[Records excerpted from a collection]
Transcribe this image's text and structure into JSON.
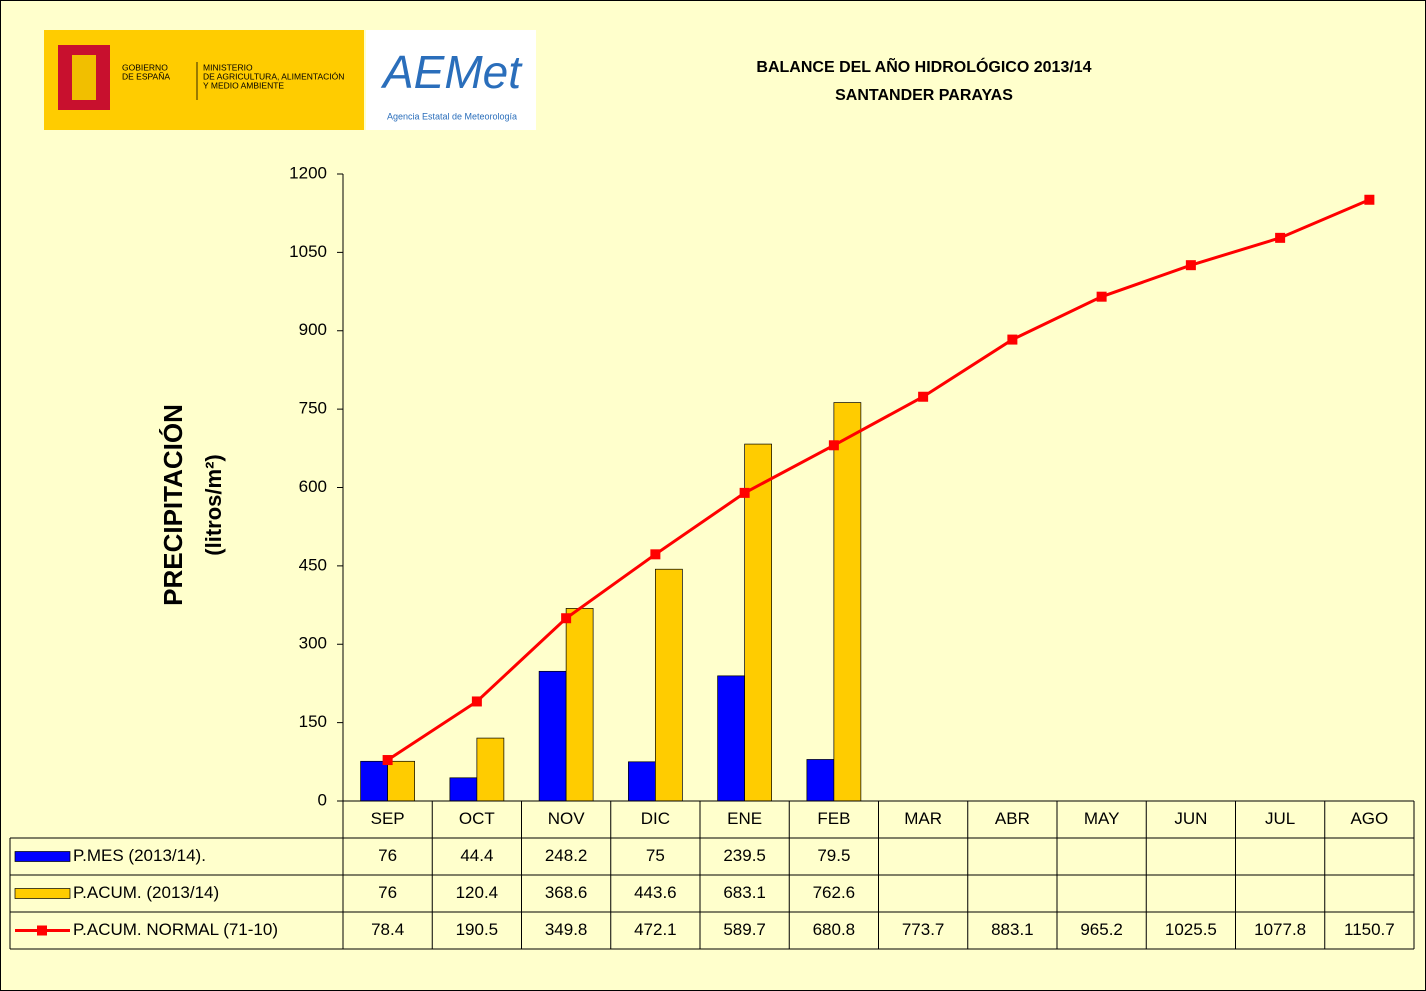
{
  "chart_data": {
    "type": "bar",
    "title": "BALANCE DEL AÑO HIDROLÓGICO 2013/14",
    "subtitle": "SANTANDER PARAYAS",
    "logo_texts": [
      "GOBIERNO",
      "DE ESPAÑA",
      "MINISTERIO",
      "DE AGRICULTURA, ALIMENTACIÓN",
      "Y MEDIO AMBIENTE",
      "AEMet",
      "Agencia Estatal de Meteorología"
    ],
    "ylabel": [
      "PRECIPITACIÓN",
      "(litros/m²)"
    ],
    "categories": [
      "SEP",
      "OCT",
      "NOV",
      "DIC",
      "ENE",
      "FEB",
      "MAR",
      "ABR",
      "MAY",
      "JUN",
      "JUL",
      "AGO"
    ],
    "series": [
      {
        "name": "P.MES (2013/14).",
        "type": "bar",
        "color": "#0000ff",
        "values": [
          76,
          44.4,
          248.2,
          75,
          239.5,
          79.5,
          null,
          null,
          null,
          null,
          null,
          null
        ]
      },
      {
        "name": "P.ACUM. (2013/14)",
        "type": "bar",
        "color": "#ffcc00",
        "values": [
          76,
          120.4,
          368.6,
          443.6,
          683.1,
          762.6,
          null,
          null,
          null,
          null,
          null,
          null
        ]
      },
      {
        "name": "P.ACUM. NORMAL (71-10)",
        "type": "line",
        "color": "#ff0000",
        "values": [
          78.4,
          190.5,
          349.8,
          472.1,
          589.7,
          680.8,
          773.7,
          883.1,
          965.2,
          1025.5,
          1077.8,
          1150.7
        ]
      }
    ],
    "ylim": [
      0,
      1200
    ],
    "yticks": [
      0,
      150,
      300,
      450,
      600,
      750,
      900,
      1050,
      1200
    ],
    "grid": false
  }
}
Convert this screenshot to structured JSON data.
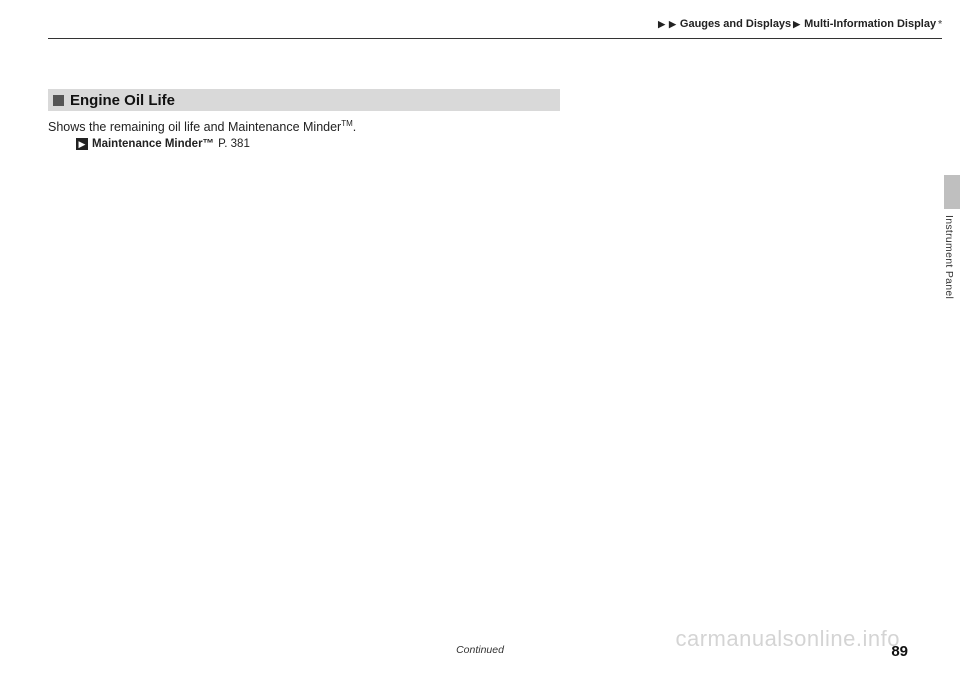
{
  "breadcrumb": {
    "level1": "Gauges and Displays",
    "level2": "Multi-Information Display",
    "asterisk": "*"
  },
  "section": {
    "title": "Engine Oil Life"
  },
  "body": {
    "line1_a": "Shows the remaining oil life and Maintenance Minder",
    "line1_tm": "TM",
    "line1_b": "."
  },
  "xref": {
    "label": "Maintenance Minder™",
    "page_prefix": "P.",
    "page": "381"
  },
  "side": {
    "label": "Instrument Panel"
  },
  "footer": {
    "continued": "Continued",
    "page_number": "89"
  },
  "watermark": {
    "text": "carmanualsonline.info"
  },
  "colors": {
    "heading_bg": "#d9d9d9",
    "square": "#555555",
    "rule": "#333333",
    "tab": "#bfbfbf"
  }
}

--- Task to carry out ---
Return each line exactly as written. Any picture gets left out.

--- Expected output ---
Transcribe this image's text and structure into JSON.
{
  "chart_data": {
    "type": "bar",
    "title": "BALANCE DEL AÑO HIDROLÓGICO 2013/14",
    "subtitle": "SANTANDER PARAYAS",
    "logo_texts": [
      "GOBIERNO",
      "DE ESPAÑA",
      "MINISTERIO",
      "DE AGRICULTURA, ALIMENTACIÓN",
      "Y MEDIO AMBIENTE",
      "AEMet",
      "Agencia Estatal de Meteorología"
    ],
    "ylabel": [
      "PRECIPITACIÓN",
      "(litros/m²)"
    ],
    "categories": [
      "SEP",
      "OCT",
      "NOV",
      "DIC",
      "ENE",
      "FEB",
      "MAR",
      "ABR",
      "MAY",
      "JUN",
      "JUL",
      "AGO"
    ],
    "series": [
      {
        "name": "P.MES (2013/14).",
        "type": "bar",
        "color": "#0000ff",
        "values": [
          76,
          44.4,
          248.2,
          75,
          239.5,
          79.5,
          null,
          null,
          null,
          null,
          null,
          null
        ]
      },
      {
        "name": "P.ACUM. (2013/14)",
        "type": "bar",
        "color": "#ffcc00",
        "values": [
          76,
          120.4,
          368.6,
          443.6,
          683.1,
          762.6,
          null,
          null,
          null,
          null,
          null,
          null
        ]
      },
      {
        "name": "P.ACUM. NORMAL (71-10)",
        "type": "line",
        "color": "#ff0000",
        "values": [
          78.4,
          190.5,
          349.8,
          472.1,
          589.7,
          680.8,
          773.7,
          883.1,
          965.2,
          1025.5,
          1077.8,
          1150.7
        ]
      }
    ],
    "ylim": [
      0,
      1200
    ],
    "yticks": [
      0,
      150,
      300,
      450,
      600,
      750,
      900,
      1050,
      1200
    ],
    "grid": false
  }
}
Convert this screenshot to structured JSON data.
{
  "breadcrumb": {
    "level1": "Gauges and Displays",
    "level2": "Multi-Information Display",
    "asterisk": "*"
  },
  "section": {
    "title": "Engine Oil Life"
  },
  "body": {
    "line1_a": "Shows the remaining oil life and Maintenance Minder",
    "line1_tm": "TM",
    "line1_b": "."
  },
  "xref": {
    "label": "Maintenance Minder™",
    "page_prefix": "P.",
    "page": "381"
  },
  "side": {
    "label": "Instrument Panel"
  },
  "footer": {
    "continued": "Continued",
    "page_number": "89"
  },
  "watermark": {
    "text": "carmanualsonline.info"
  },
  "colors": {
    "heading_bg": "#d9d9d9",
    "square": "#555555",
    "rule": "#333333",
    "tab": "#bfbfbf"
  }
}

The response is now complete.